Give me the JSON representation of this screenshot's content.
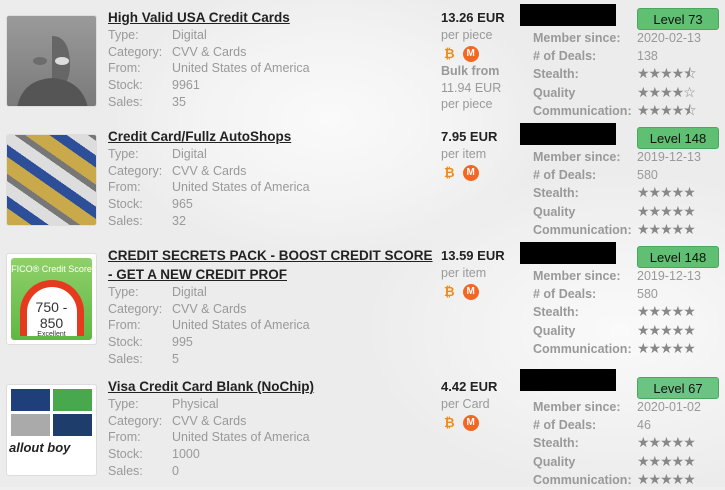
{
  "labels": {
    "type": "Type:",
    "category": "Category:",
    "from": "From:",
    "stock": "Stock:",
    "sales": "Sales:",
    "member_since": "Member since:",
    "deals": "# of Deals:",
    "stealth": "Stealth:",
    "quality": "Quality",
    "communication": "Communication:"
  },
  "colors": {
    "level_badge": "#5fbf73",
    "bitcoin": "#f08a1a",
    "monero": "#f26822"
  },
  "listings": [
    {
      "title": "High Valid USA Credit Cards",
      "type": "Digital",
      "category": "CVV & Cards",
      "from": "United States of America",
      "stock": "9961",
      "sales": "35",
      "price": "13.26 EUR",
      "unit": "per piece",
      "bulk_label": "Bulk from",
      "bulk_price": "11.94 EUR",
      "bulk_unit": "per piece",
      "coins": [
        "bitcoin-icon",
        "monero-icon"
      ],
      "level": "Level 73",
      "member_since": "2020-02-13",
      "deals": "138",
      "stealth": 4.5,
      "quality": 4,
      "communication": 4.5
    },
    {
      "title": "Credit Card/Fullz AutoShops",
      "type": "Digital",
      "category": "CVV & Cards",
      "from": "United States of America",
      "stock": "965",
      "sales": "32",
      "price": "7.95 EUR",
      "unit": "per item",
      "coins": [
        "bitcoin-icon",
        "monero-icon"
      ],
      "level": "Level 148",
      "member_since": "2019-12-13",
      "deals": "580",
      "stealth": 5,
      "quality": 5,
      "communication": 5
    },
    {
      "title": "CREDIT SECRETS PACK - BOOST CREDIT SCORE - GET A NEW CREDIT PROF",
      "type": "Digital",
      "category": "CVV & Cards",
      "from": "United States of America",
      "stock": "995",
      "sales": "5",
      "price": "13.59 EUR",
      "unit": "per item",
      "coins": [
        "bitcoin-icon",
        "monero-icon"
      ],
      "level": "Level 148",
      "member_since": "2019-12-13",
      "deals": "580",
      "stealth": 5,
      "quality": 5,
      "communication": 5,
      "thumb_text": {
        "heading": "FICO® Credit Score",
        "range": "750 - 850",
        "rating": "Excellent"
      }
    },
    {
      "title": "Visa Credit Card Blank (NoChip)",
      "type": "Physical",
      "category": "CVV & Cards",
      "from": "United States of America",
      "stock": "1000",
      "sales": "0",
      "price": "4.42 EUR",
      "unit": "per Card",
      "coins": [
        "bitcoin-icon",
        "monero-icon"
      ],
      "level": "Level 67",
      "member_since": "2020-01-02",
      "deals": "46",
      "stealth": 5,
      "quality": 5,
      "communication": 5,
      "thumb_text": {
        "logo": "allout boy"
      }
    }
  ]
}
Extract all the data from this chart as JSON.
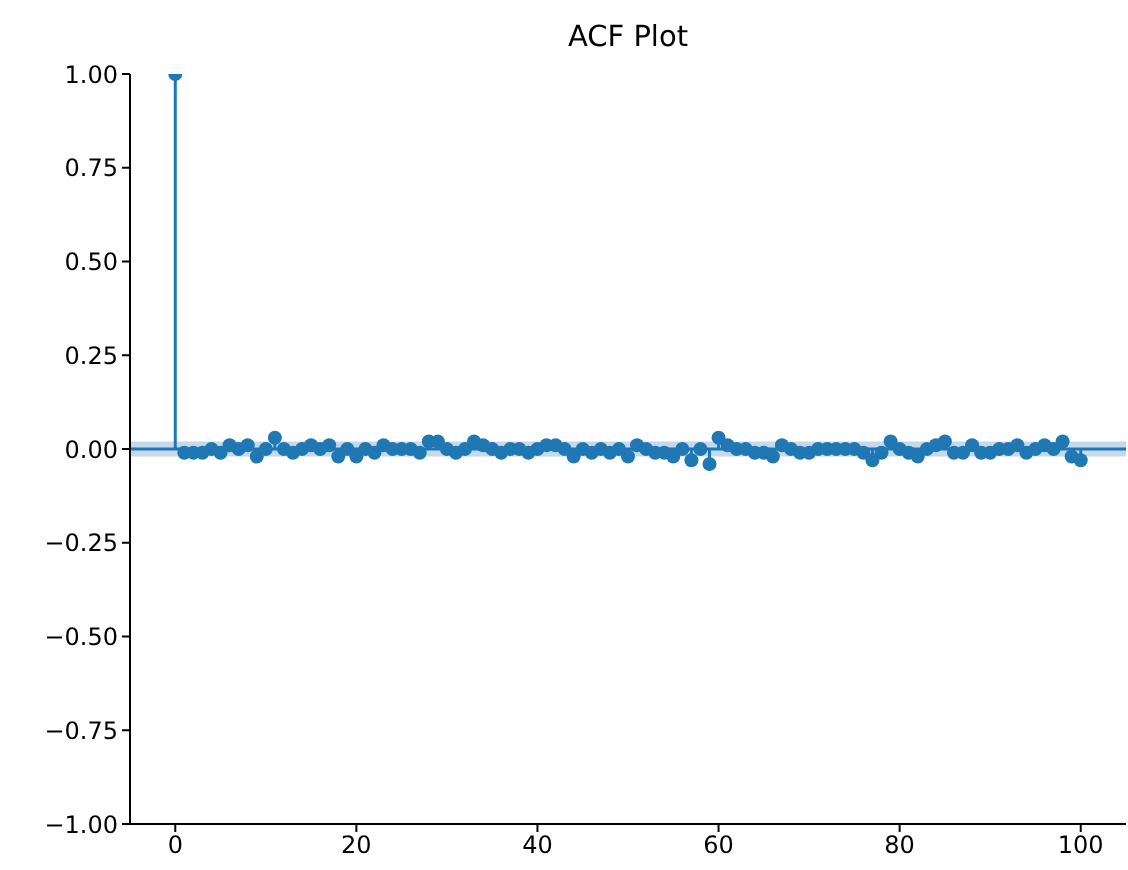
{
  "chart_data": {
    "type": "lollipop",
    "title": "ACF Plot",
    "x": [
      0,
      1,
      2,
      3,
      4,
      5,
      6,
      7,
      8,
      9,
      10,
      11,
      12,
      13,
      14,
      15,
      16,
      17,
      18,
      19,
      20,
      21,
      22,
      23,
      24,
      25,
      26,
      27,
      28,
      29,
      30,
      31,
      32,
      33,
      34,
      35,
      36,
      37,
      38,
      39,
      40,
      41,
      42,
      43,
      44,
      45,
      46,
      47,
      48,
      49,
      50,
      51,
      52,
      53,
      54,
      55,
      56,
      57,
      58,
      59,
      60,
      61,
      62,
      63,
      64,
      65,
      66,
      67,
      68,
      69,
      70,
      71,
      72,
      73,
      74,
      75,
      76,
      77,
      78,
      79,
      80,
      81,
      82,
      83,
      84,
      85,
      86,
      87,
      88,
      89,
      90,
      91,
      92,
      93,
      94,
      95,
      96,
      97,
      98,
      99,
      100
    ],
    "values": [
      1.0,
      -0.01,
      -0.01,
      -0.01,
      0.0,
      -0.01,
      0.01,
      0.0,
      0.01,
      -0.02,
      0.0,
      0.03,
      0.0,
      -0.01,
      0.0,
      0.01,
      0.0,
      0.01,
      -0.02,
      0.0,
      -0.02,
      0.0,
      -0.01,
      0.01,
      0.0,
      0.0,
      0.0,
      -0.01,
      0.02,
      0.02,
      0.0,
      -0.01,
      0.0,
      0.02,
      0.01,
      0.0,
      -0.01,
      0.0,
      0.0,
      -0.01,
      0.0,
      0.01,
      0.01,
      0.0,
      -0.02,
      0.0,
      -0.01,
      0.0,
      -0.01,
      0.0,
      -0.02,
      0.01,
      0.0,
      -0.01,
      -0.01,
      -0.02,
      0.0,
      -0.03,
      0.0,
      -0.04,
      0.03,
      0.01,
      0.0,
      0.0,
      -0.01,
      -0.01,
      -0.02,
      0.01,
      0.0,
      -0.01,
      -0.01,
      0.0,
      0.0,
      0.0,
      0.0,
      0.0,
      -0.01,
      -0.03,
      -0.01,
      0.02,
      0.0,
      -0.01,
      -0.02,
      0.0,
      0.01,
      0.02,
      -0.01,
      -0.01,
      0.01,
      -0.01,
      -0.01,
      0.0,
      0.0,
      0.01,
      -0.01,
      0.0,
      0.01,
      0.0,
      0.02,
      -0.02,
      -0.03
    ],
    "color": "#1f77b4",
    "marker": "circle",
    "xlim": [
      -5,
      105
    ],
    "xticks": [
      0,
      20,
      40,
      60,
      80,
      100
    ],
    "ylim": [
      -1,
      1
    ],
    "yticks": [
      {
        "value": 1,
        "label": "1.00"
      },
      {
        "value": 0.75,
        "label": "0.75"
      },
      {
        "value": 0.5,
        "label": "0.50"
      },
      {
        "value": 0.25,
        "label": "0.25"
      },
      {
        "value": 0,
        "label": "0.00"
      },
      {
        "value": -0.25,
        "label": "−0.25"
      },
      {
        "value": -0.5,
        "label": "−0.50"
      },
      {
        "value": -0.75,
        "label": "−0.75"
      },
      {
        "value": -1,
        "label": "−1.00"
      }
    ],
    "ref_lines": [
      {
        "axis": "y",
        "value": 0,
        "color": "#1f77b4"
      }
    ],
    "bands": [
      {
        "axis": "y",
        "from": -0.02,
        "to": 0.02,
        "color": "#c6d9ec"
      }
    ]
  }
}
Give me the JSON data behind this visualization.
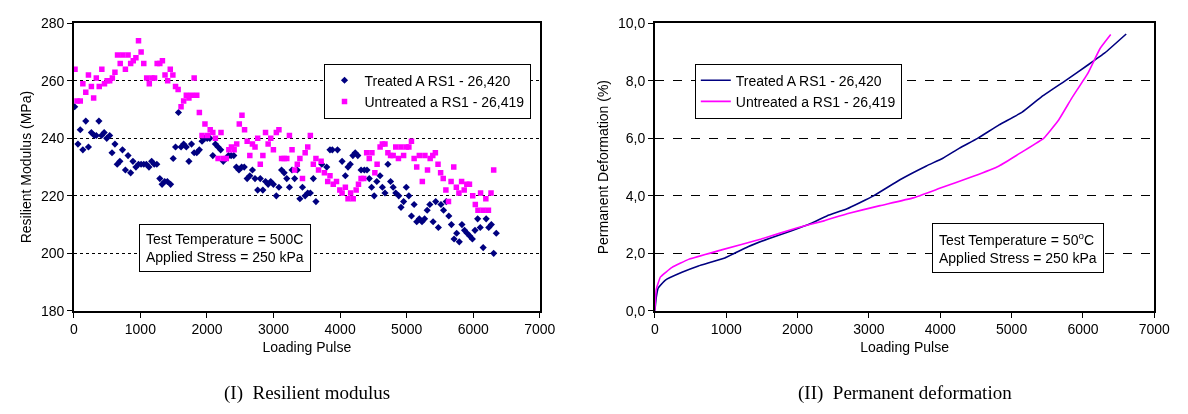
{
  "chart_data": [
    {
      "type": "scatter",
      "title": "(I)  Resilient modulus",
      "xlabel": "Loading Pulse",
      "ylabel": "Resilient Modulus (MPa)",
      "xlim": [
        0,
        7000
      ],
      "xticks": [
        0,
        1000,
        2000,
        3000,
        4000,
        5000,
        6000,
        7000
      ],
      "ylim": [
        180,
        280
      ],
      "yticks": [
        180,
        200,
        220,
        240,
        260,
        280
      ],
      "grid": "y",
      "legend": "top right",
      "annotations": [
        "Test Temperature = 500C\nApplied Stress = 250 kPa"
      ],
      "series": [
        {
          "name": "Treated A RS1 - 26,420",
          "color": "#000080",
          "marker": "diamond",
          "x": [
            13,
            62,
            97,
            136,
            180,
            220,
            264,
            308,
            338,
            377,
            416,
            456,
            495,
            539,
            574,
            618,
            652,
            692,
            731,
            775,
            815,
            854,
            888,
            933,
            972,
            1011,
            1051,
            1090,
            1129,
            1169,
            1208,
            1247,
            1292,
            1326,
            1365,
            1405,
            1454,
            1493,
            1528,
            1572,
            1611,
            1650,
            1690,
            1729,
            1768,
            1808,
            1847,
            1886,
            1926,
            1965,
            2004,
            2044,
            2088,
            2127,
            2167,
            2206,
            2245,
            2285,
            2324,
            2363,
            2403,
            2442,
            2481,
            2521,
            2560,
            2604,
            2644,
            2683,
            2722,
            2762,
            2801,
            2840,
            2880,
            2919,
            2958,
            2998,
            3042,
            3081,
            3121,
            3160,
            3199,
            3239,
            3278,
            3317,
            3357,
            3396,
            3435,
            3475,
            3514,
            3553,
            3598,
            3637,
            3725,
            3799,
            3848,
            3883,
            3961,
            4030,
            4079,
            4119,
            4153,
            4192,
            4227,
            4266,
            4315,
            4364,
            4404,
            4438,
            4473,
            4512,
            4551,
            4600,
            4635,
            4674,
            4718,
            4758,
            4797,
            4836,
            4881,
            4915,
            4954,
            4994,
            5033,
            5072,
            5112,
            5151,
            5190,
            5230,
            5269,
            5308,
            5348,
            5397,
            5436,
            5476,
            5515,
            5554,
            5594,
            5633,
            5672,
            5712,
            5751,
            5790,
            5830,
            5869,
            5908,
            5948,
            5987,
            6026,
            6066,
            6105,
            6149,
            6194,
            6233,
            6272,
            6307,
            6346
          ],
          "values": [
            251,
            238,
            243,
            236,
            246,
            237,
            242,
            241,
            241,
            246,
            241,
            242,
            240,
            241,
            235,
            238,
            231,
            232,
            236,
            229,
            234,
            228,
            232,
            230,
            231,
            231,
            231,
            231,
            230,
            232,
            231,
            231,
            226,
            224,
            225,
            225,
            224,
            233,
            237,
            249,
            237,
            238,
            237,
            232,
            238,
            235,
            235,
            236,
            239,
            240,
            240,
            240,
            234,
            238,
            237,
            236,
            232,
            233,
            234,
            234,
            234,
            230,
            229,
            230,
            230,
            226,
            227,
            229,
            226,
            222,
            226,
            222,
            225,
            224,
            225,
            224,
            220,
            223,
            229,
            228,
            226,
            223,
            229,
            226,
            229,
            219,
            223,
            220,
            221,
            221,
            226,
            218,
            231,
            230,
            236,
            236,
            236,
            232,
            227,
            230,
            231,
            234,
            235,
            234,
            229,
            229,
            229,
            226,
            223,
            220,
            225,
            227,
            223,
            221,
            231,
            225,
            223,
            221,
            220,
            216,
            218,
            223,
            220,
            213,
            217,
            211,
            212,
            211,
            212,
            215,
            217,
            211,
            218,
            209,
            217,
            215,
            218,
            213,
            210,
            205,
            207,
            204,
            210,
            208,
            207,
            206,
            205,
            208,
            212,
            209,
            202,
            212,
            209,
            210,
            200,
            207
          ]
        },
        {
          "name": "Untreated a RS1 - 26,419",
          "color": "#ff00ff",
          "marker": "square",
          "x": [
            18,
            48,
            97,
            136,
            180,
            220,
            264,
            298,
            338,
            382,
            421,
            461,
            500,
            539,
            579,
            618,
            657,
            697,
            736,
            775,
            815,
            854,
            893,
            933,
            972,
            1011,
            1051,
            1095,
            1134,
            1173,
            1213,
            1252,
            1292,
            1331,
            1370,
            1410,
            1449,
            1488,
            1528,
            1567,
            1611,
            1650,
            1690,
            1729,
            1768,
            1808,
            1847,
            1886,
            1926,
            1970,
            2009,
            2049,
            2088,
            2127,
            2167,
            2211,
            2250,
            2290,
            2329,
            2368,
            2408,
            2447,
            2486,
            2526,
            2565,
            2604,
            2644,
            2683,
            2722,
            2762,
            2801,
            2840,
            2880,
            2919,
            2958,
            2998,
            3042,
            3081,
            3121,
            3160,
            3199,
            3239,
            3278,
            3317,
            3357,
            3396,
            3435,
            3475,
            3514,
            3553,
            3598,
            3637,
            3676,
            3715,
            3764,
            3814,
            3848,
            3897,
            3946,
            3996,
            4030,
            4079,
            4119,
            4158,
            4197,
            4241,
            4276,
            4315,
            4355,
            4399,
            4438,
            4478,
            4522,
            4556,
            4601,
            4635,
            4674,
            4718,
            4758,
            4797,
            4836,
            4876,
            4915,
            4954,
            4994,
            5033,
            5072,
            5112,
            5151,
            5190,
            5235,
            5274,
            5313,
            5353,
            5392,
            5431,
            5471,
            5510,
            5549,
            5589,
            5628,
            5667,
            5707,
            5746,
            5785,
            5825,
            5864,
            5903,
            5943,
            5992,
            6031,
            6071,
            6110,
            6149,
            6189,
            6228,
            6267,
            6307
          ],
          "values": [
            264,
            253,
            253,
            259,
            256,
            262,
            258,
            254,
            261,
            258,
            264,
            259,
            260,
            260,
            261,
            263,
            269,
            266,
            269,
            264,
            269,
            266,
            267,
            268,
            274,
            270,
            266,
            261,
            259,
            261,
            261,
            266,
            266,
            267,
            262,
            260,
            264,
            262,
            258,
            257,
            251,
            253,
            255,
            254,
            255,
            261,
            255,
            249,
            241,
            245,
            241,
            243,
            242,
            240,
            233,
            242,
            233,
            233,
            236,
            237,
            236,
            238,
            245,
            248,
            243,
            239,
            234,
            238,
            237,
            240,
            231,
            234,
            242,
            238,
            240,
            236,
            242,
            243,
            233,
            233,
            233,
            241,
            236,
            229,
            231,
            233,
            226,
            235,
            237,
            241,
            231,
            233,
            229,
            232,
            228,
            225,
            227,
            224,
            225,
            222,
            221,
            223,
            219,
            221,
            219,
            222,
            224,
            226,
            226,
            235,
            233,
            235,
            228,
            231,
            237,
            238,
            238,
            235,
            234,
            234,
            237,
            233,
            237,
            234,
            237,
            237,
            239,
            233,
            230,
            234,
            225,
            234,
            229,
            233,
            234,
            235,
            231,
            228,
            226,
            222,
            218,
            225,
            230,
            223,
            221,
            225,
            222,
            224,
            224,
            220,
            217,
            215,
            221,
            215,
            219,
            215,
            221,
            229
          ]
        }
      ]
    },
    {
      "type": "line",
      "title": "(II)  Permanent deformation",
      "xlabel": "Loading Pulse",
      "ylabel": "Permanent Deformation (%)",
      "xlim": [
        0,
        7000
      ],
      "xticks": [
        0,
        1000,
        2000,
        3000,
        4000,
        5000,
        6000,
        7000
      ],
      "ylim": [
        0,
        10
      ],
      "yticks": [
        {
          "value": 0,
          "label": "0,0"
        },
        {
          "value": 2,
          "label": "2,0"
        },
        {
          "value": 4,
          "label": "4,0"
        },
        {
          "value": 6,
          "label": "6,0"
        },
        {
          "value": 8,
          "label": "8,0"
        },
        {
          "value": 10,
          "label": "10,0"
        }
      ],
      "grid": "y",
      "legend": "top left",
      "line_style": "solid",
      "annotations": [
        "Test Temperature = 50$^{o}$C\nApplied Stress = 250 kPa"
      ],
      "series": [
        {
          "name": "Treated A RS1 - 26,420",
          "color": "#000080",
          "x": [
            0,
            19,
            46,
            148,
            380,
            611,
            981,
            1306,
            1583,
            1907,
            2185,
            2417,
            2694,
            3065,
            3435,
            3806,
            4037,
            4269,
            4523,
            4824,
            5148,
            5426,
            5750,
            6074,
            6306,
            6606
          ],
          "values": [
            0,
            0.46,
            0.79,
            1.07,
            1.34,
            1.56,
            1.84,
            2.23,
            2.5,
            2.78,
            3.04,
            3.31,
            3.55,
            4.0,
            4.56,
            5.04,
            5.31,
            5.66,
            6.0,
            6.47,
            6.91,
            7.46,
            8.0,
            8.56,
            8.97,
            9.63
          ]
        },
        {
          "name": "Untreated a RS1 - 26,419",
          "color": "#ff00ff",
          "x": [
            0,
            19,
            79,
            241,
            472,
            935,
            1491,
            2000,
            2370,
            2694,
            3157,
            3620,
            3991,
            4454,
            4824,
            5148,
            5449,
            5657,
            5843,
            6074,
            6236,
            6389
          ],
          "values": [
            0,
            0.74,
            1.18,
            1.51,
            1.79,
            2.12,
            2.5,
            2.89,
            3.13,
            3.38,
            3.66,
            3.93,
            4.26,
            4.67,
            5.04,
            5.53,
            6.0,
            6.63,
            7.4,
            8.29,
            9.11,
            9.61
          ]
        }
      ]
    }
  ]
}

### [Problem details]
Of all the lines above, how many contain the word "marker"? Answer with only the number.

### [Answer to this task]
3